Saved entries:
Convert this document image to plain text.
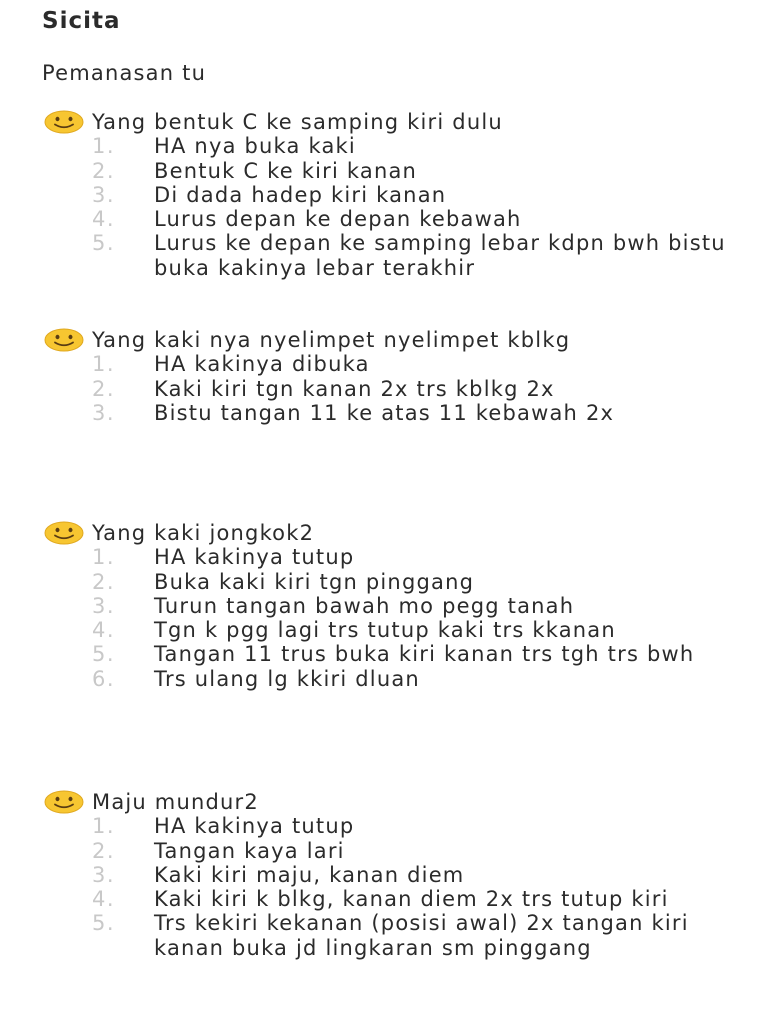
Sicita
Pemanasan tu
Yang bentuk C ke samping kiri dulu
1.	HA nya buka kaki
2.	Bentuk C ke kiri kanan
3.	Di dada hadep kiri kanan
4.	Lurus depan ke depan kebawah
5.	Lurus ke depan ke samping lebar kdpn bwh bistu buka kakinya lebar terakhir
Yang kaki nya nyelimpet nyelimpet kblkg
1.	HA kakinya dibuka
2.	Kaki kiri tgn kanan 2x trs kblkg 2x
3.	Bistu tangan 11 ke atas 11 kebawah 2x
Yang kaki jongkok2
1.	HA kakinya tutup
2.	Buka kaki kiri tgn pinggang
3.	Turun tangan bawah mo pegg tanah
4.	Tgn k pgg lagi trs tutup kaki trs kkanan
5.	Tangan 11 trus buka kiri kanan trs tgh trs bwh
6.	Trs ulang lg kkiri dluan
Maju mundur2
1.	HA kakinya tutup
2.	Tangan kaya lari
3.	Kaki kiri maju, kanan diem
4.	Kaki kiri k blkg, kanan diem 2x trs tutup kiri
5.	Trs kekiri kekanan (posisi awal) 2x tangan kiri kanan buka jd lingkaran sm pinggang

WHAT TO DO: Using the listing above, say how many of its lines contain the string "pinggang", giving nothing but the figure.

RESPONSE TO THE TASK: 2